Restate, word for word, all of the material shown below.

■ **INFORMATION SHOWN**:
——————————

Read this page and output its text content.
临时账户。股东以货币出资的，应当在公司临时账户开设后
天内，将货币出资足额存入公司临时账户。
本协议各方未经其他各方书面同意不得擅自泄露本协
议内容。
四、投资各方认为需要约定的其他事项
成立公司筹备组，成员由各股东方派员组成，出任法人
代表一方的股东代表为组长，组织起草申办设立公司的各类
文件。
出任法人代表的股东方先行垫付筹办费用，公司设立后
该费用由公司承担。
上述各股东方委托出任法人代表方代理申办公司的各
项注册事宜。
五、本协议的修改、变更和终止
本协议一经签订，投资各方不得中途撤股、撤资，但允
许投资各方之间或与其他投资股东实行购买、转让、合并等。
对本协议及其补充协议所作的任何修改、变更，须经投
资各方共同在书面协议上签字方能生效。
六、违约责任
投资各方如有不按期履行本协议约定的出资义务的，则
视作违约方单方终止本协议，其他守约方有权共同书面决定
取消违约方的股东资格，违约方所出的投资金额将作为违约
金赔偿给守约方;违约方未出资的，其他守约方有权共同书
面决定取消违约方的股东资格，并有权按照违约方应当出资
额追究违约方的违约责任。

——————————

■ **RESULT**:
Read this page and output its text content.
临时账户。股东以货币出资的，应当在公司临时账户开设后
天内，将货币出资足额存入公司临时账户。
本协议各方未经其他各方书面同意不得擅自泄露本协
议内容。
四、投资各方认为需要约定的其他事项
成立公司筹备组，成员由各股东方派员组成，出任法人
代表一方的股东代表为组长，组织起草申办设立公司的各类
文件。
出任法人代表的股东方先行垫付筹办费用，公司设立后
该费用由公司承担。
上述各股东方委托出任法人代表方代理申办公司的各
项注册事宜。
五、本协议的修改、变更和终止
本协议一经签订，投资各方不得中途撤股、撤资，但允
许投资各方之间或与其他投资股东实行购买、转让、合并等。
对本协议及其补充协议所作的任何修改、变更，须经投
资各方共同在书面协议上签字方能生效。
六、违约责任
投资各方如有不按期履行本协议约定的出资义务的，则
视作违约方单方终止本协议，其他守约方有权共同书面决定
取消违约方的股东资格，违约方所出的投资金额将作为违约
金赔偿给守约方;违约方未出资的，其他守约方有权共同书
面决定取消违约方的股东资格，并有权按照违约方应当出资
额追究违约方的违约责任。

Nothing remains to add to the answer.